• Goal of the exercise
Strip the pictures and reproduce the rest of the listing exactly.
===============
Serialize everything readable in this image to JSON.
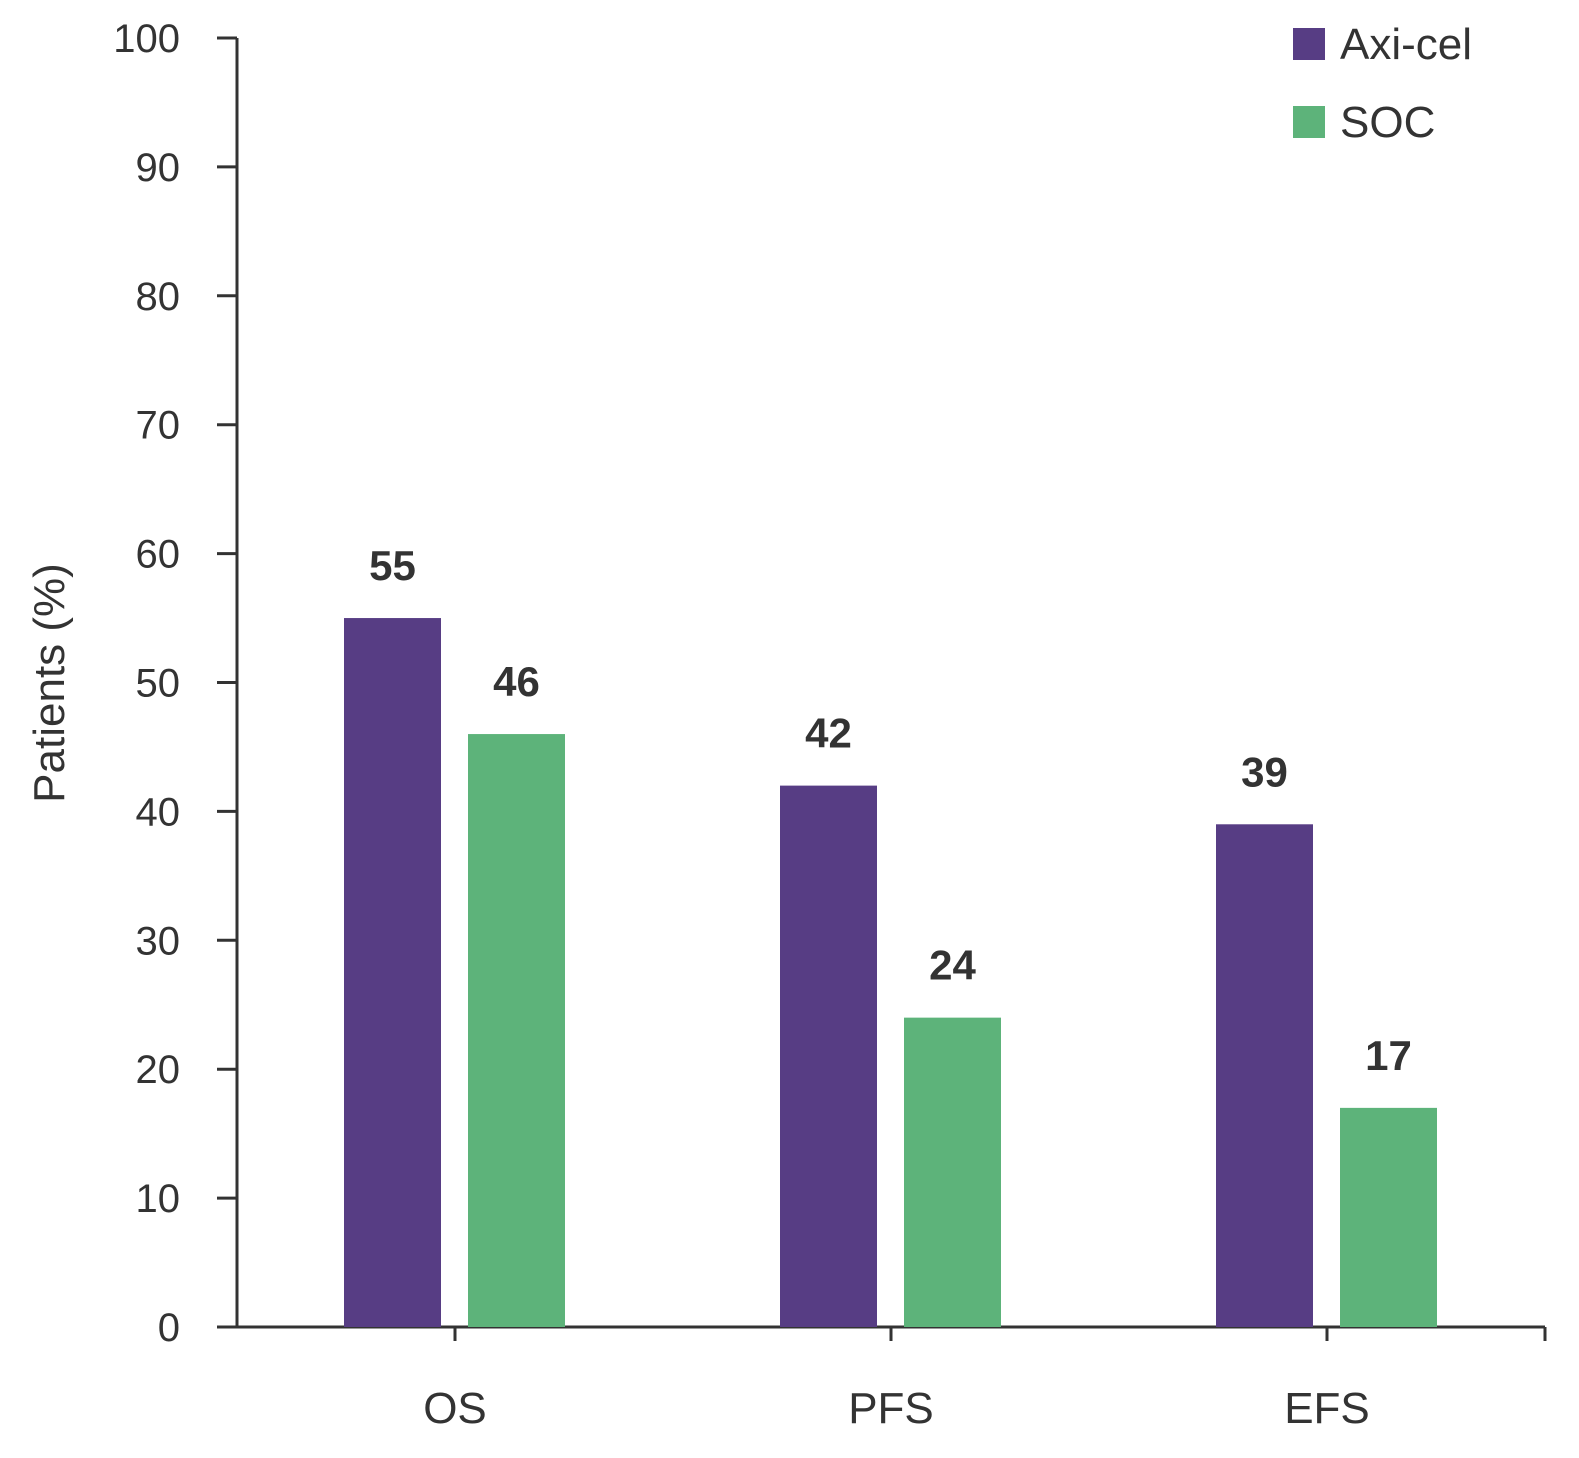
{
  "chart_data": {
    "type": "bar",
    "title": "",
    "xlabel": "",
    "ylabel": "Patients (%)",
    "ylim": [
      0,
      100
    ],
    "yticks": [
      0,
      10,
      20,
      30,
      40,
      50,
      60,
      70,
      80,
      90,
      100
    ],
    "categories": [
      "OS",
      "PFS",
      "EFS"
    ],
    "series": [
      {
        "name": "Axi-cel",
        "color": "#573d84",
        "values": [
          55,
          42,
          39
        ]
      },
      {
        "name": "SOC",
        "color": "#5db37a",
        "values": [
          46,
          24,
          17
        ]
      }
    ],
    "legend": "top-right",
    "grid": false
  }
}
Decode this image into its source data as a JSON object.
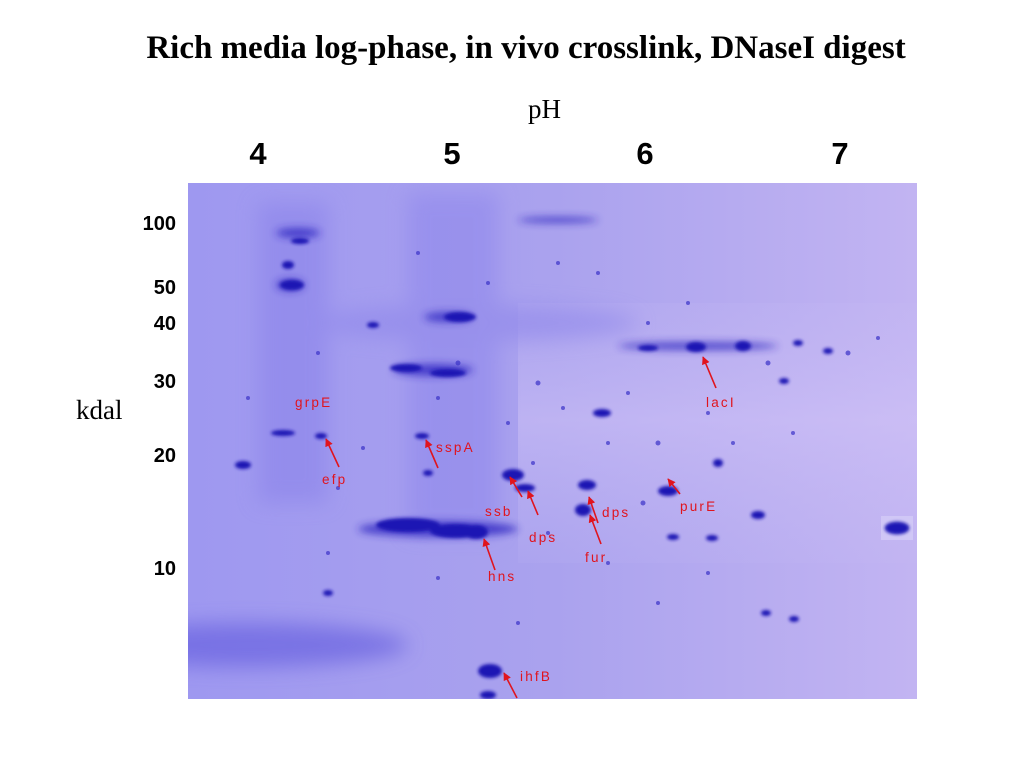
{
  "title": "Rich media log-phase, in vivo crosslink, DNaseI digest",
  "ph_axis": {
    "label": "pH",
    "ticks": [
      "4",
      "5",
      "6",
      "7"
    ]
  },
  "mass_axis": {
    "label": "kdal",
    "ticks": [
      "100",
      "50",
      "40",
      "30",
      "20",
      "10"
    ]
  },
  "protein_labels": [
    "grpE",
    "efp",
    "sspA",
    "ssb",
    "dps",
    "dps",
    "fur",
    "hns",
    "purE",
    "lacI",
    "ihfB"
  ],
  "colors": {
    "gel_background": "#a9a0ee",
    "spot": "#1c14b4",
    "arrow": "#e0141e"
  }
}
===============
• Task output
Serialize everything readable in this image to JSON.
{
  "chart_data": {
    "type": "bar",
    "title": "",
    "xlabel": "",
    "ylabel": "Patients (%)",
    "ylim": [
      0,
      100
    ],
    "yticks": [
      0,
      10,
      20,
      30,
      40,
      50,
      60,
      70,
      80,
      90,
      100
    ],
    "categories": [
      "OS",
      "PFS",
      "EFS"
    ],
    "series": [
      {
        "name": "Axi-cel",
        "color": "#573d84",
        "values": [
          55,
          42,
          39
        ]
      },
      {
        "name": "SOC",
        "color": "#5db37a",
        "values": [
          46,
          24,
          17
        ]
      }
    ],
    "legend": "top-right",
    "grid": false
  }
}
Decode this image into its source data as a JSON object.
{
  "title": "Rich media log-phase, in vivo crosslink, DNaseI digest",
  "ph_axis": {
    "label": "pH",
    "ticks": [
      "4",
      "5",
      "6",
      "7"
    ]
  },
  "mass_axis": {
    "label": "kdal",
    "ticks": [
      "100",
      "50",
      "40",
      "30",
      "20",
      "10"
    ]
  },
  "protein_labels": [
    "grpE",
    "efp",
    "sspA",
    "ssb",
    "dps",
    "dps",
    "fur",
    "hns",
    "purE",
    "lacI",
    "ihfB"
  ],
  "colors": {
    "gel_background": "#a9a0ee",
    "spot": "#1c14b4",
    "arrow": "#e0141e"
  }
}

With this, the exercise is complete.